(Your instructions):
Only a number is wanted: the count of lines in this listing that contain "text".

^^^^^^^^

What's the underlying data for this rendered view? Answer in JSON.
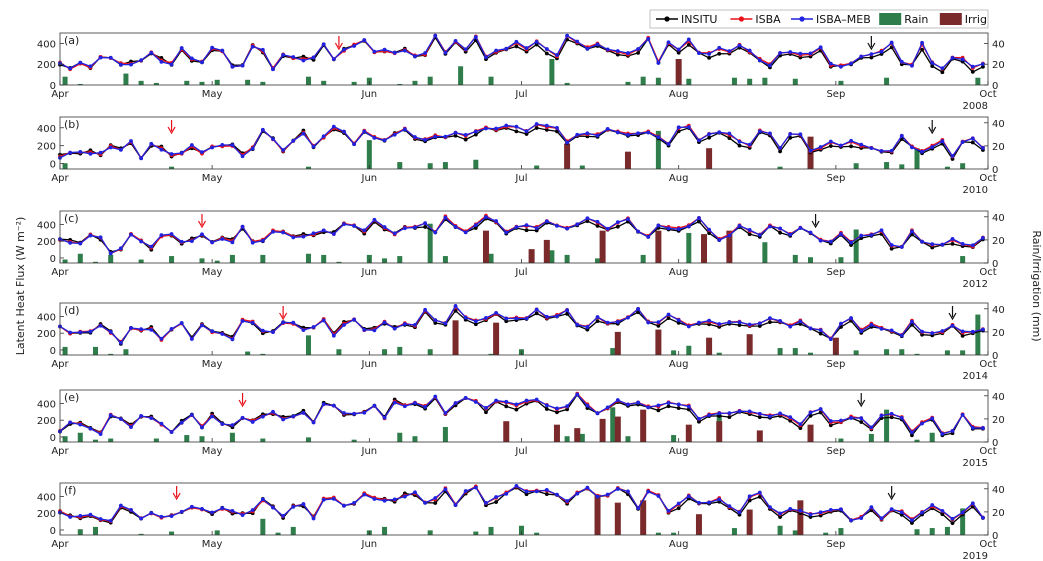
{
  "figure": {
    "ylabel_left": "Latent Heat Flux (W m⁻²)",
    "ylabel_right": "Rain/Irrigation (mm)"
  },
  "legend": [
    {
      "label": "INSITU",
      "kind": "line",
      "color": "#000000"
    },
    {
      "label": "ISBA",
      "kind": "line",
      "color": "#e8111a"
    },
    {
      "label": "ISBA–MEB",
      "kind": "line",
      "color": "#1f22e0"
    },
    {
      "label": "Rain",
      "kind": "bar",
      "color": "#2e7d4a"
    },
    {
      "label": "Irrig",
      "kind": "bar",
      "color": "#7a2a2a"
    }
  ],
  "chart_data": [
    {
      "type": "line",
      "panel": "(a)",
      "year": "2008",
      "seed": 11,
      "base": 220,
      "summer": 140,
      "ylim": [
        0,
        500
      ],
      "yticks": [
        0,
        200,
        400
      ],
      "rain_ylim": [
        0,
        50
      ],
      "rain_yticks": [
        0,
        20,
        40
      ],
      "months": [
        "Apr",
        "May",
        "Jun",
        "Jul",
        "Aug",
        "Sep",
        "Oct"
      ],
      "red_arrow_day": 55,
      "black_arrow_day": 160,
      "irrig_days": [
        122
      ],
      "irrig_values": [
        25
      ]
    },
    {
      "type": "line",
      "panel": "(b)",
      "year": "2010",
      "seed": 22,
      "base": 170,
      "summer": 170,
      "ylim": [
        -60,
        520
      ],
      "yticks": [
        0,
        200,
        400
      ],
      "rain_ylim": [
        0,
        45
      ],
      "rain_yticks": [
        0,
        20,
        40
      ],
      "months": [
        "Apr",
        "May",
        "Jun",
        "Jul",
        "Aug",
        "Sep",
        "Oct"
      ],
      "red_arrow_day": 22,
      "black_arrow_day": 172,
      "irrig_days": [
        100,
        112,
        128,
        148
      ],
      "irrig_values": [
        22,
        15,
        18,
        28
      ]
    },
    {
      "type": "line",
      "panel": "(c)",
      "year": "2012",
      "seed": 33,
      "base": 170,
      "summer": 220,
      "ylim": [
        -60,
        560
      ],
      "yticks": [
        0,
        200,
        400
      ],
      "rain_ylim": [
        0,
        45
      ],
      "rain_yticks": [
        0,
        20,
        40
      ],
      "months": [
        "Apr",
        "May",
        "Jun",
        "Jul",
        "Aug",
        "Sep",
        "Oct"
      ],
      "red_arrow_day": 28,
      "black_arrow_day": 149,
      "irrig_days": [
        84,
        93,
        96,
        107,
        118,
        127,
        132
      ],
      "irrig_values": [
        28,
        12,
        20,
        28,
        28,
        25,
        28
      ]
    },
    {
      "type": "line",
      "panel": "(d)",
      "year": "2014",
      "seed": 44,
      "base": 200,
      "summer": 150,
      "ylim": [
        -60,
        560
      ],
      "yticks": [
        0,
        200,
        400
      ],
      "rain_ylim": [
        0,
        45
      ],
      "rain_yticks": [
        0,
        20,
        40
      ],
      "months": [
        "Apr",
        "May",
        "Jun",
        "Jul",
        "Aug",
        "Sep",
        "Oct"
      ],
      "red_arrow_day": 44,
      "black_arrow_day": 176,
      "irrig_days": [
        78,
        86,
        110,
        118,
        128,
        136,
        153
      ],
      "irrig_values": [
        30,
        28,
        20,
        22,
        15,
        18,
        15
      ]
    },
    {
      "type": "line",
      "panel": "(e)",
      "year": "2015",
      "seed": 55,
      "base": 130,
      "summer": 260,
      "ylim": [
        -60,
        560
      ],
      "yticks": [
        0,
        200,
        400
      ],
      "rain_ylim": [
        0,
        45
      ],
      "rain_yticks": [
        0,
        20,
        40
      ],
      "months": [
        "Apr",
        "May",
        "Jun",
        "Jul",
        "Aug",
        "Sep",
        "Oct"
      ],
      "red_arrow_day": 36,
      "black_arrow_day": 158,
      "irrig_days": [
        88,
        98,
        102,
        107,
        110,
        115,
        124,
        130,
        138,
        148
      ],
      "irrig_values": [
        18,
        15,
        12,
        20,
        22,
        28,
        15,
        18,
        10,
        15
      ]
    },
    {
      "type": "line",
      "panel": "(f)",
      "year": "2019",
      "seed": 66,
      "base": 150,
      "summer": 240,
      "ylim": [
        -60,
        560
      ],
      "yticks": [
        0,
        200,
        400
      ],
      "rain_ylim": [
        0,
        45
      ],
      "rain_yticks": [
        0,
        20,
        40
      ],
      "months": [
        "Apr",
        "May",
        "Jun",
        "Jul",
        "Aug",
        "Sep",
        "Oct"
      ],
      "red_arrow_day": 23,
      "black_arrow_day": 164,
      "irrig_days": [
        106,
        110,
        115,
        126,
        136,
        146
      ],
      "irrig_values": [
        35,
        28,
        30,
        18,
        22,
        30
      ],
      "year_below": true
    }
  ]
}
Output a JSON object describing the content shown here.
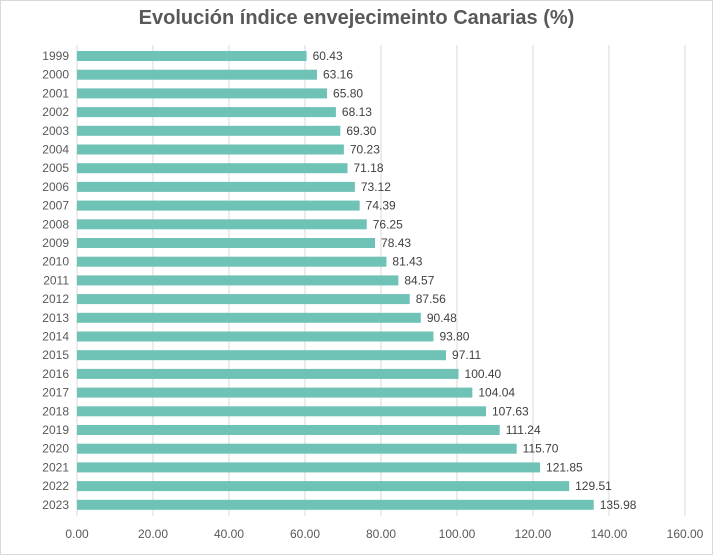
{
  "chart_data": {
    "type": "bar",
    "orientation": "horizontal",
    "title": "Evolución índice envejecimeinto Canarias (%)",
    "xlabel": "",
    "ylabel": "",
    "xlim": [
      0,
      160
    ],
    "x_ticks": [
      "0.00",
      "20.00",
      "40.00",
      "60.00",
      "80.00",
      "100.00",
      "120.00",
      "140.00",
      "160.00"
    ],
    "grid": "vertical",
    "bar_color": "#6ec2b6",
    "categories": [
      "1999",
      "2000",
      "2001",
      "2002",
      "2003",
      "2004",
      "2005",
      "2006",
      "2007",
      "2008",
      "2009",
      "2010",
      "2011",
      "2012",
      "2013",
      "2014",
      "2015",
      "2016",
      "2017",
      "2018",
      "2019",
      "2020",
      "2021",
      "2022",
      "2023"
    ],
    "values": [
      60.43,
      63.16,
      65.8,
      68.13,
      69.3,
      70.23,
      71.18,
      73.12,
      74.39,
      76.25,
      78.43,
      81.43,
      84.57,
      87.56,
      90.48,
      93.8,
      97.11,
      100.4,
      104.04,
      107.63,
      111.24,
      115.7,
      121.85,
      129.51,
      135.98
    ],
    "data_labels": [
      "60.43",
      "63.16",
      "65.80",
      "68.13",
      "69.30",
      "70.23",
      "71.18",
      "73.12",
      "74.39",
      "76.25",
      "78.43",
      "81.43",
      "84.57",
      "87.56",
      "90.48",
      "93.80",
      "97.11",
      "100.40",
      "104.04",
      "107.63",
      "111.24",
      "115.70",
      "121.85",
      "129.51",
      "135.98"
    ]
  }
}
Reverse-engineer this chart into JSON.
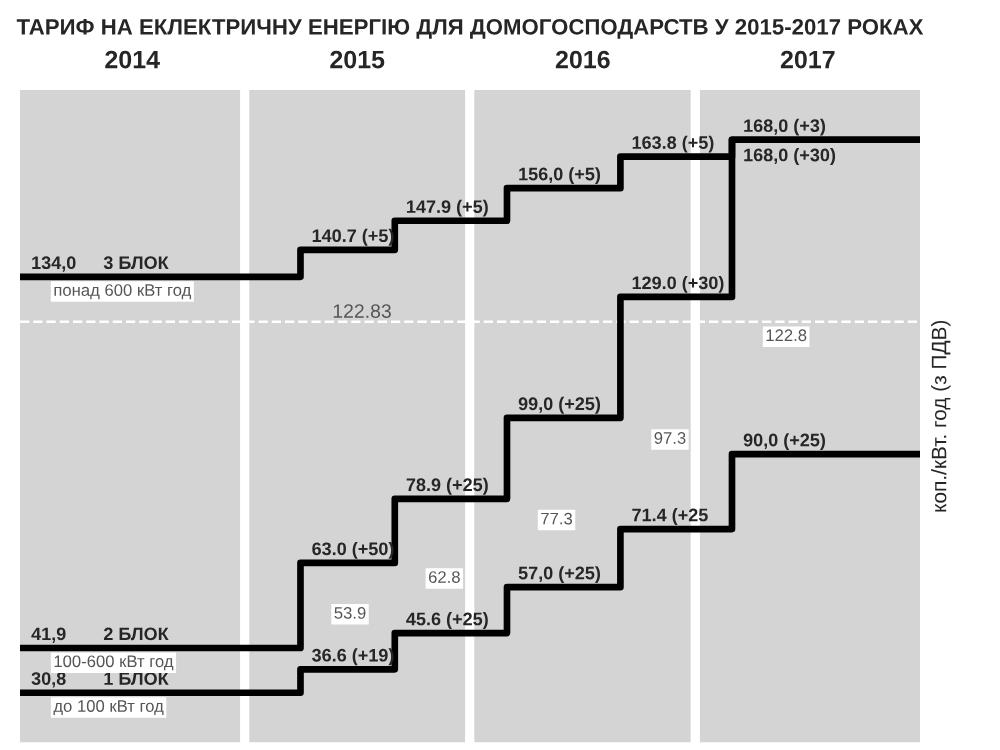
{
  "chart_data": {
    "type": "step",
    "title": "ТАРИФ НА ЕКЛЕКТРИЧНУ ЕНЕРГІЮ ДЛЯ ДОМОГОСПОДАРСТВ У 2015-2017 РОКАХ",
    "ylabel": "коп./кВт. год (з ПДВ)",
    "x": [
      "2014-01-01",
      "2015-04-01",
      "2015-09-01",
      "2016-03-01",
      "2016-09-01",
      "2017-03-01",
      "2017-12-31"
    ],
    "series": [
      {
        "name": "3 БЛОК",
        "color": "#000000",
        "values": [
          134.0,
          140.7,
          147.9,
          156.0,
          163.8,
          168.0,
          168.0
        ],
        "value_labels": [
          "134,0",
          "140.7 (+5)",
          "147.9 (+5)",
          "156,0 (+5)",
          "163.8 (+5)",
          "168,0 (+3)",
          null
        ]
      },
      {
        "name": "2 БЛОК",
        "color": "#000000",
        "values": [
          41.9,
          63.0,
          78.9,
          99.0,
          129.0,
          168.0,
          168.0
        ],
        "value_labels": [
          "41,9",
          "63.0 (+50)",
          "78.9 (+25)",
          "99,0 (+25)",
          "129.0 (+30)",
          "168,0 (+30)",
          null
        ]
      },
      {
        "name": "1 БЛОК",
        "color": "#000000",
        "values": [
          30.8,
          36.6,
          45.6,
          57.0,
          71.4,
          90.0,
          90.0
        ],
        "value_labels": [
          "30,8",
          "36.6 (+19)",
          "45.6 (+25)",
          "57,0 (+25)",
          "71.4 (+25",
          "90,0 (+25)",
          null
        ]
      }
    ],
    "annotations": [
      {
        "text": "понад 600 кВт год",
        "x": "2014-01-01",
        "y": 134.0
      },
      {
        "text": "100-600 кВт год",
        "x": "2014-01-01",
        "y": 41.9
      },
      {
        "text": "до 100 кВт год",
        "x": "2014-01-01",
        "y": 30.8
      },
      {
        "text": "53.9",
        "x": "2015-04-01",
        "y": 53.9
      },
      {
        "text": "62.8",
        "x": "2015-09-01",
        "y": 62.8
      },
      {
        "text": "77.3",
        "x": "2016-03-01",
        "y": 77.3
      },
      {
        "text": "97.3",
        "x": "2016-09-01",
        "y": 97.3
      },
      {
        "text": "122.8",
        "x": "2017-03-01",
        "y": 122.8
      }
    ],
    "ref_lines": [
      {
        "axis": "y",
        "value": 122.83,
        "label": "122.83",
        "color": "#ffffff",
        "line_style": "dashed"
      }
    ],
    "bands": [
      {
        "axis": "x",
        "from": "2014-01-01",
        "to": "2014-12-24",
        "color": "#d4d4d4"
      },
      {
        "axis": "x",
        "from": "2015-01-08",
        "to": "2015-12-24",
        "color": "#d4d4d4"
      },
      {
        "axis": "x",
        "from": "2016-01-08",
        "to": "2016-12-24",
        "color": "#d4d4d4"
      },
      {
        "axis": "x",
        "from": "2017-01-08",
        "to": "2017-12-31",
        "color": "#d4d4d4"
      }
    ],
    "xlim": [
      "2014-01-01",
      "2017-12-31"
    ],
    "xticks": [
      {
        "value": "2014-07-02",
        "label": "2014"
      },
      {
        "value": "2015-07-02",
        "label": "2015"
      },
      {
        "value": "2016-07-02",
        "label": "2016"
      },
      {
        "value": "2017-07-02",
        "label": "2017"
      }
    ],
    "tick_labels": "x",
    "legend": false,
    "grid": false,
    "marker": "none",
    "line_style": "solid"
  }
}
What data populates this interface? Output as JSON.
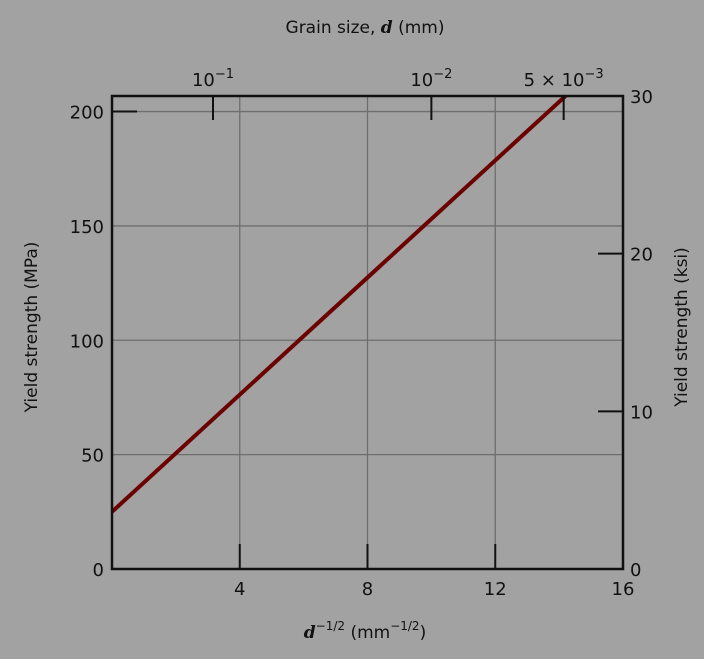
{
  "chart_data": {
    "type": "line",
    "title": "",
    "xlabel": "d^-1/2 (mm^-1/2)",
    "xlabel_parts": {
      "var": "d",
      "exp": "−1/2",
      "unit": " (mm",
      "unit_exp": "−1/2",
      "close": ")"
    },
    "ylabel": "Yield strength (MPa)",
    "y2label": "Yield strength (ksi)",
    "top_label": {
      "text": "Grain size, ",
      "var": "d",
      "unit": " (mm)"
    },
    "xlim": [
      0,
      16
    ],
    "ylim": [
      0,
      206.8
    ],
    "y2lim": [
      0,
      30
    ],
    "xticks": [
      4,
      8,
      12,
      16
    ],
    "yticks": [
      0,
      50,
      100,
      150,
      200
    ],
    "y2ticks": [
      0,
      10,
      20,
      30
    ],
    "top_ticks": [
      {
        "grain_size_mm": 0.1,
        "base": "10",
        "exp": "−1",
        "prefix": ""
      },
      {
        "grain_size_mm": 0.01,
        "base": "10",
        "exp": "−2",
        "prefix": ""
      },
      {
        "grain_size_mm": 0.005,
        "base": "10",
        "exp": "−3",
        "prefix": "5 × "
      }
    ],
    "grid": true,
    "series": [
      {
        "x": [
          0,
          14.2
        ],
        "y": [
          25,
          206.8
        ],
        "color": "#6b0000"
      }
    ]
  }
}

^^^^^^^^

(Complete response):
9